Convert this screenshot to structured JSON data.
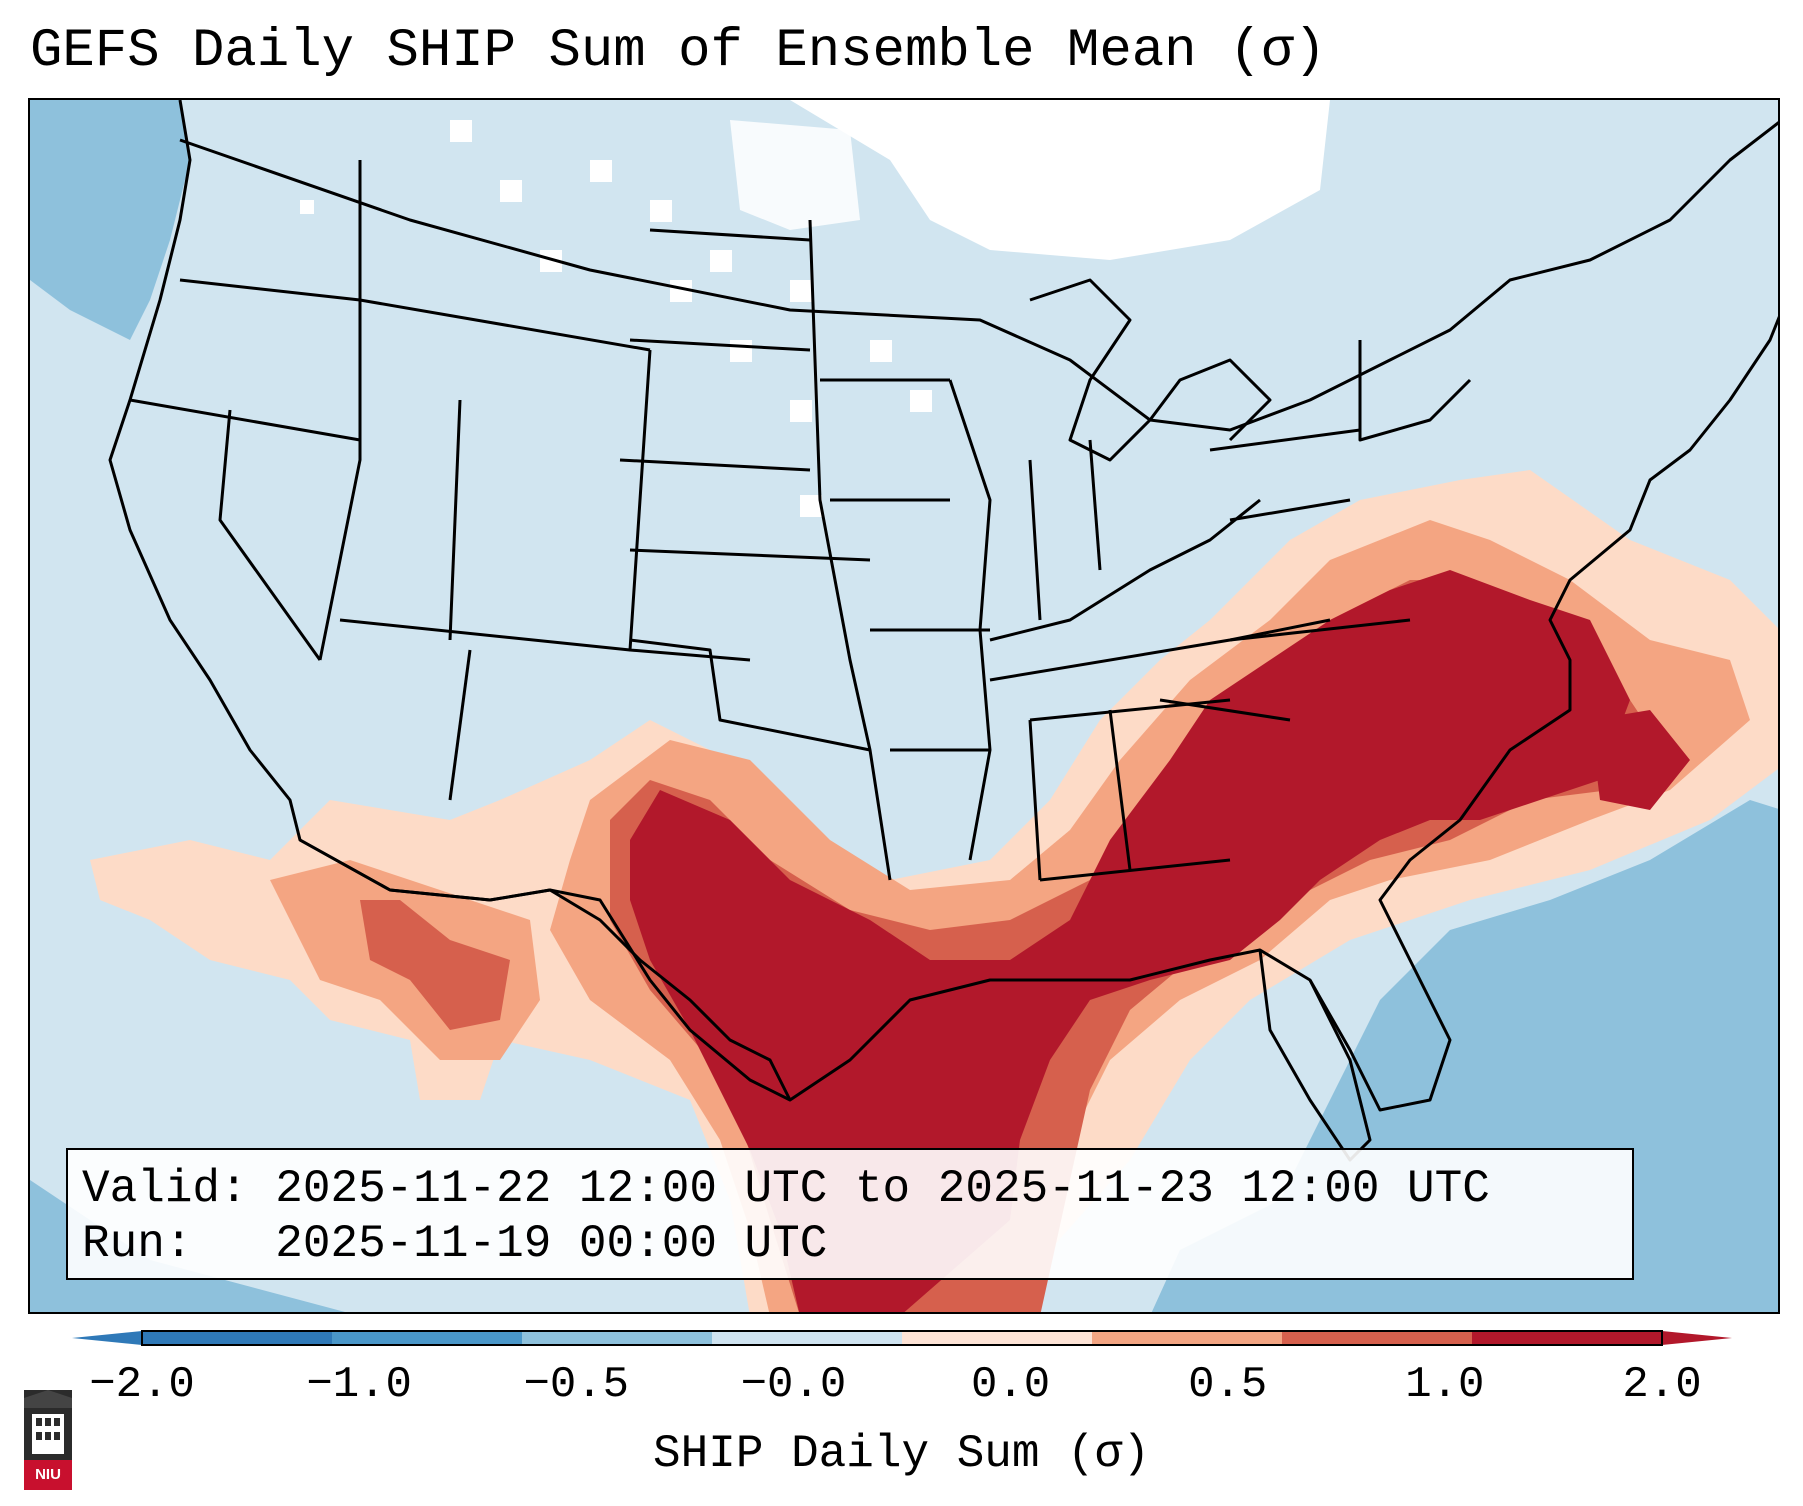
{
  "title": "GEFS Daily SHIP Sum of Ensemble Mean (σ)",
  "info": {
    "valid_label": "Valid:",
    "valid_value": "2025-11-22 12:00 UTC to 2025-11-23 12:00 UTC",
    "run_label": "Run:",
    "run_value": "2025-11-19 00:00 UTC"
  },
  "colorbar": {
    "label": "SHIP Daily Sum (σ)",
    "ticks": [
      "−2.0",
      "−1.0",
      "−0.5",
      "−0.0",
      "0.0",
      "0.5",
      "1.0",
      "2.0"
    ],
    "bin_colors": [
      "#2f79b8",
      "#4a97c9",
      "#8ec1dc",
      "#cfe3f0",
      "#fde3d6",
      "#f3a583",
      "#d6604d",
      "#b2182b"
    ],
    "extend": "both"
  },
  "logo": {
    "text": "NIU"
  },
  "map": {
    "region": "CONUS",
    "ocean_low_color": "#8ec1dc",
    "background_color": "#d1e5f0",
    "no_anomaly_color": "#ffffff",
    "anomaly_colors": {
      "weak": "#fddbc7",
      "moderate": "#f4a582",
      "strong": "#d6604d",
      "extreme": "#b2182b"
    },
    "state_line_color": "#000000"
  }
}
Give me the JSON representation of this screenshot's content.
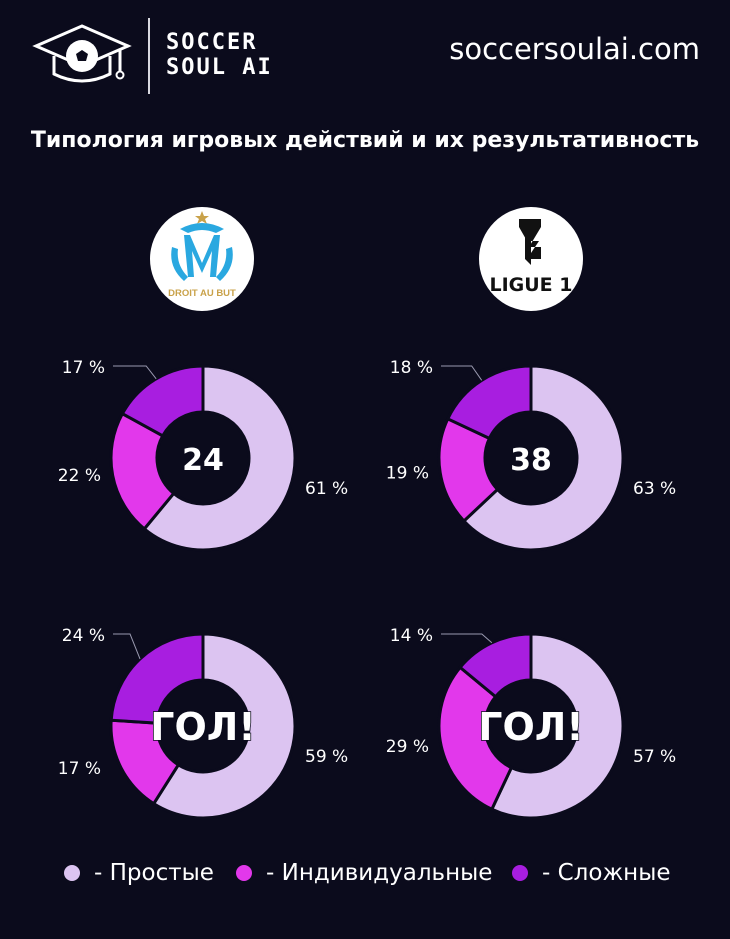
{
  "header": {
    "brand_line1": "SOCCER",
    "brand_line2": "SOUL AI",
    "site": "soccersoulai.com",
    "logo_icon": "graduation-cap-ball-icon"
  },
  "title": "Типология игровых действий и их результативность",
  "teams": [
    {
      "name": "Marseille",
      "badge_icon": "marseille-crest-icon",
      "badge_text": "DROIT AU BUT"
    },
    {
      "name": "Ligue 1",
      "badge_icon": "ligue1-logo-icon",
      "badge_text": "LIGUE 1"
    }
  ],
  "colors": {
    "simple": "#dcc4f1",
    "individual": "#e238eb",
    "complex": "#a81ee0",
    "background": "#0b0b1c"
  },
  "legend": [
    {
      "label": "- Простые",
      "color": "#dcc4f1"
    },
    {
      "label": "- Индивидуальные",
      "color": "#e238eb"
    },
    {
      "label": "- Сложные",
      "color": "#a81ee0"
    }
  ],
  "chart_data": [
    {
      "type": "pie",
      "center_label": "24",
      "categories": [
        "Простые",
        "Индивидуальные",
        "Сложные"
      ],
      "values": [
        61,
        22,
        17
      ],
      "labels": [
        "61 %",
        "22 %",
        "17 %"
      ]
    },
    {
      "type": "pie",
      "center_label": "38",
      "categories": [
        "Простые",
        "Индивидуальные",
        "Сложные"
      ],
      "values": [
        63,
        19,
        18
      ],
      "labels": [
        "63 %",
        "19 %",
        "18 %"
      ]
    },
    {
      "type": "pie",
      "center_label": "ГОЛ!",
      "categories": [
        "Простые",
        "Индивидуальные",
        "Сложные"
      ],
      "values": [
        59,
        17,
        24
      ],
      "labels": [
        "59 %",
        "17 %",
        "24 %"
      ]
    },
    {
      "type": "pie",
      "center_label": "ГОЛ!",
      "categories": [
        "Простые",
        "Индивидуальные",
        "Сложные"
      ],
      "values": [
        57,
        29,
        14
      ],
      "labels": [
        "57 %",
        "29 %",
        "14 %"
      ]
    }
  ]
}
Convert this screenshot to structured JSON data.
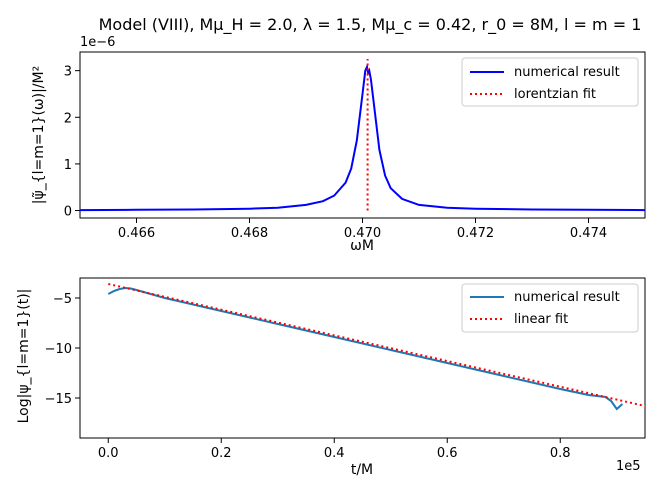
{
  "chart_data": [
    {
      "type": "line",
      "title": "Model (VIII), Mμ_H = 2.0, λ = 1.5, Mμ_c = 0.42, r_0 = 8M, l = m = 1",
      "xlabel": "ωM",
      "ylabel": "|ψ̃_{l=m=1}(ω)|/M²",
      "offset_label": "1e−6",
      "xlim": [
        0.465,
        0.475
      ],
      "ylim": [
        -0.16,
        3.4
      ],
      "xticks": [
        0.466,
        0.468,
        0.47,
        0.472,
        0.474
      ],
      "xtick_labels": [
        "0.466",
        "0.468",
        "0.470",
        "0.472",
        "0.474"
      ],
      "yticks": [
        0,
        1,
        2,
        3
      ],
      "ytick_labels": [
        "0",
        "1",
        "2",
        "3"
      ],
      "legend_position": "top-right",
      "series": [
        {
          "name": "numerical result",
          "style": "solid",
          "color": "#0000ff",
          "x": [
            0.465,
            0.466,
            0.467,
            0.468,
            0.4685,
            0.469,
            0.4693,
            0.4695,
            0.4697,
            0.4698,
            0.4699,
            0.47,
            0.47005,
            0.47008,
            0.4701,
            0.47012,
            0.47015,
            0.4702,
            0.4703,
            0.4704,
            0.4705,
            0.4707,
            0.471,
            0.4715,
            0.472,
            0.473,
            0.474,
            0.475
          ],
          "values": [
            0.01,
            0.015,
            0.022,
            0.04,
            0.06,
            0.12,
            0.2,
            0.32,
            0.6,
            0.9,
            1.5,
            2.5,
            3.0,
            3.08,
            2.95,
            3.0,
            2.8,
            2.3,
            1.3,
            0.75,
            0.48,
            0.25,
            0.12,
            0.06,
            0.04,
            0.022,
            0.015,
            0.01
          ]
        },
        {
          "name": "lorentzian fit",
          "style": "dotted",
          "color": "#ff0000",
          "x": [
            0.47009,
            0.47009
          ],
          "values": [
            0,
            3.25
          ]
        }
      ]
    },
    {
      "type": "line",
      "title": "",
      "xlabel": "t/M",
      "ylabel": "Log|ψ_{l=m=1}(t)|",
      "offset_label": "1e5",
      "xlim": [
        -0.05,
        0.95
      ],
      "ylim": [
        -19,
        -3
      ],
      "xticks": [
        0.0,
        0.2,
        0.4,
        0.6,
        0.8
      ],
      "xtick_labels": [
        "0.0",
        "0.2",
        "0.4",
        "0.6",
        "0.8"
      ],
      "yticks": [
        -5,
        -10,
        -15
      ],
      "ytick_labels": [
        "−5",
        "−10",
        "−15"
      ],
      "legend_position": "top-right",
      "series": [
        {
          "name": "numerical result",
          "style": "solid",
          "color": "#1f77b4",
          "x": [
            0.0,
            0.01,
            0.02,
            0.03,
            0.04,
            0.05,
            0.1,
            0.2,
            0.3,
            0.4,
            0.5,
            0.6,
            0.7,
            0.8,
            0.85,
            0.88,
            0.89,
            0.9,
            0.91
          ],
          "values": [
            -4.6,
            -4.3,
            -4.1,
            -4.0,
            -4.05,
            -4.2,
            -5.0,
            -6.3,
            -7.6,
            -8.9,
            -10.2,
            -11.5,
            -12.8,
            -14.1,
            -14.7,
            -14.9,
            -15.3,
            -16.1,
            -15.6
          ]
        },
        {
          "name": "linear fit",
          "style": "dotted",
          "color": "#ff0000",
          "x": [
            0.0,
            0.95
          ],
          "values": [
            -3.6,
            -15.8
          ]
        }
      ]
    }
  ]
}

◇ ◇ ◇

What is required
Write out every line of the preceding listing that contains "SHIP".

Result for this task
  "title": "GEFS Daily SHIP Sum of Ensemble Mean (σ)",
    "label": "SHIP Daily Sum (σ)",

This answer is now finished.